Collected data entries

>> Begin

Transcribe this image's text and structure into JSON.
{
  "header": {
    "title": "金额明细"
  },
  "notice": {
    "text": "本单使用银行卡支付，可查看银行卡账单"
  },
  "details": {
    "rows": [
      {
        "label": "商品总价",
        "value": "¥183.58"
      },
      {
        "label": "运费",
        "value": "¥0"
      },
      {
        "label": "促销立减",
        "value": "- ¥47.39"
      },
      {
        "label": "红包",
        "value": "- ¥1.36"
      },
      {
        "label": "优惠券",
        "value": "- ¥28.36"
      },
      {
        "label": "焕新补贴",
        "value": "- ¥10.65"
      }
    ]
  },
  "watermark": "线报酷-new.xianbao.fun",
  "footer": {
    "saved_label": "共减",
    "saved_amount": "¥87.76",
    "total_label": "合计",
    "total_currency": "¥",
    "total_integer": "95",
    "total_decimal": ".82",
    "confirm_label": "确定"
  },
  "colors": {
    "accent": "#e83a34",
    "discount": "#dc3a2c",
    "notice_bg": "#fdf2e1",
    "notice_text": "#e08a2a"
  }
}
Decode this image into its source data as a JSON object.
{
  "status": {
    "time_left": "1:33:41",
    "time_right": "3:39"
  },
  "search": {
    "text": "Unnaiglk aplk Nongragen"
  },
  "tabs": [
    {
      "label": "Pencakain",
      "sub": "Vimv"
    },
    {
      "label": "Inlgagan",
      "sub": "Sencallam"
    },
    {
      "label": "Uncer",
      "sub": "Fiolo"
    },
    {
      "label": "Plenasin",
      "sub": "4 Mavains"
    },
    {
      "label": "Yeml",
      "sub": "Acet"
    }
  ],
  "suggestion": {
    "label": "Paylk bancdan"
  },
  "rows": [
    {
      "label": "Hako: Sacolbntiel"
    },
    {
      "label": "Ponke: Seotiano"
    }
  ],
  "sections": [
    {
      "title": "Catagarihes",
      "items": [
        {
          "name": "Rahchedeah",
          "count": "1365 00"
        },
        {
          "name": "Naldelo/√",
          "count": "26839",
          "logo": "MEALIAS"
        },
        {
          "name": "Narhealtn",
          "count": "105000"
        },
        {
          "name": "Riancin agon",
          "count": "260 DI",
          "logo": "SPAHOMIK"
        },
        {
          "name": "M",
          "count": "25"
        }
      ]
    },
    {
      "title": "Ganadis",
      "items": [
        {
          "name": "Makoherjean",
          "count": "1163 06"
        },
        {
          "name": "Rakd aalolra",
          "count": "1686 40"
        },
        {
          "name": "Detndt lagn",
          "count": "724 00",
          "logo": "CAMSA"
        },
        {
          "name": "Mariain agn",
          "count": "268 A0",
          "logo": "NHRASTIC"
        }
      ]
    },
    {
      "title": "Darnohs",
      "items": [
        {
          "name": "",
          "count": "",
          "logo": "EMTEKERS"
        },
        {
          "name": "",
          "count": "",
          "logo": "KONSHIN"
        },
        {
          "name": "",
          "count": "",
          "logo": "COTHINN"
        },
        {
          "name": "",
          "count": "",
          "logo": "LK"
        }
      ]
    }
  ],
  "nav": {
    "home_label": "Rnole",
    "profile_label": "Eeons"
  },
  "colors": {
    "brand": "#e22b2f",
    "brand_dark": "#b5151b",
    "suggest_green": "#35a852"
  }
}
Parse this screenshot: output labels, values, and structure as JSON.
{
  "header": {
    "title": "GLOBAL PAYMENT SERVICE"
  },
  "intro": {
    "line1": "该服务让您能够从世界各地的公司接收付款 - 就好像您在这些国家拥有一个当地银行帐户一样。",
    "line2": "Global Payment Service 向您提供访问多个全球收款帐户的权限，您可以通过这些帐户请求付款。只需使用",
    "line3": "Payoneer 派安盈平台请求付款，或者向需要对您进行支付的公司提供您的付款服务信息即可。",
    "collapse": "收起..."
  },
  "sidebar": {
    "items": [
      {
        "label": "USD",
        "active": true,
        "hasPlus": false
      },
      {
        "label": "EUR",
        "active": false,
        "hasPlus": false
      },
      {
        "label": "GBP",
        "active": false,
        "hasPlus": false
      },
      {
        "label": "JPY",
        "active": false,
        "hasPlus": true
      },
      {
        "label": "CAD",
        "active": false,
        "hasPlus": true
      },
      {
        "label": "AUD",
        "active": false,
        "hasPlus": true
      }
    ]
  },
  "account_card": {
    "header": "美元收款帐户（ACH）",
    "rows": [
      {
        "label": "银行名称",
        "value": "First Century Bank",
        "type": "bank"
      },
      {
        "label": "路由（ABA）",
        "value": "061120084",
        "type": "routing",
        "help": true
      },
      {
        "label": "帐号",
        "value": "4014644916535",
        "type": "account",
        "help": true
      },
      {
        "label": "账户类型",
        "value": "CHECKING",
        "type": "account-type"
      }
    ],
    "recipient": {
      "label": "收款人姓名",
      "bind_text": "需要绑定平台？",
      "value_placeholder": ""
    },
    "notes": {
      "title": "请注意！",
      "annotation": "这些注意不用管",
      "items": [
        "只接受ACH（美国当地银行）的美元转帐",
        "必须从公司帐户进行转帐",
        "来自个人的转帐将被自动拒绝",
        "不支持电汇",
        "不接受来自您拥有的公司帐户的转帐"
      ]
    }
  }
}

>> End

__What you should do__:
Extract the lines above from the one containing "Parse this screenshot: output" to the last line, both included, exactly as written.

__Exercise answer__:
Parse this screenshot: output labels, values, and structure as JSON.
{
  "header": {
    "title": "GLOBAL PAYMENT SERVICE"
  },
  "intro": {
    "line1": "该服务让您能够从世界各地的公司接收付款 - 就好像您在这些国家拥有一个当地银行帐户一样。",
    "line2": "Global Payment Service 向您提供访问多个全球收款帐户的权限，您可以通过这些帐户请求付款。只需使用",
    "line3": "Payoneer 派安盈平台请求付款，或者向需要对您进行支付的公司提供您的付款服务信息即可。",
    "collapse": "收起..."
  },
  "sidebar": {
    "items": [
      {
        "label": "USD",
        "active": true,
        "hasPlus": false
      },
      {
        "label": "EUR",
        "active": false,
        "hasPlus": false
      },
      {
        "label": "GBP",
        "active": false,
        "hasPlus": false
      },
      {
        "label": "JPY",
        "active": false,
        "hasPlus": true
      },
      {
        "label": "CAD",
        "active": false,
        "hasPlus": true
      },
      {
        "label": "AUD",
        "active": false,
        "hasPlus": true
      }
    ]
  },
  "account_card": {
    "header": "美元收款帐户（ACH）",
    "rows": [
      {
        "label": "银行名称",
        "value": "First Century Bank",
        "type": "bank"
      },
      {
        "label": "路由（ABA）",
        "value": "061120084",
        "type": "routing",
        "help": true
      },
      {
        "label": "帐号",
        "value": "4014644916535",
        "type": "account",
        "help": true
      },
      {
        "label": "账户类型",
        "value": "CHECKING",
        "type": "account-type"
      }
    ],
    "recipient": {
      "label": "收款人姓名",
      "bind_text": "需要绑定平台？",
      "value_placeholder": ""
    },
    "notes": {
      "title": "请注意！",
      "annotation": "这些注意不用管",
      "items": [
        "只接受ACH（美国当地银行）的美元转帐",
        "必须从公司帐户进行转帐",
        "来自个人的转帐将被自动拒绝",
        "不支持电汇",
        "不接受来自您拥有的公司帐户的转帐"
      ]
    }
  }
}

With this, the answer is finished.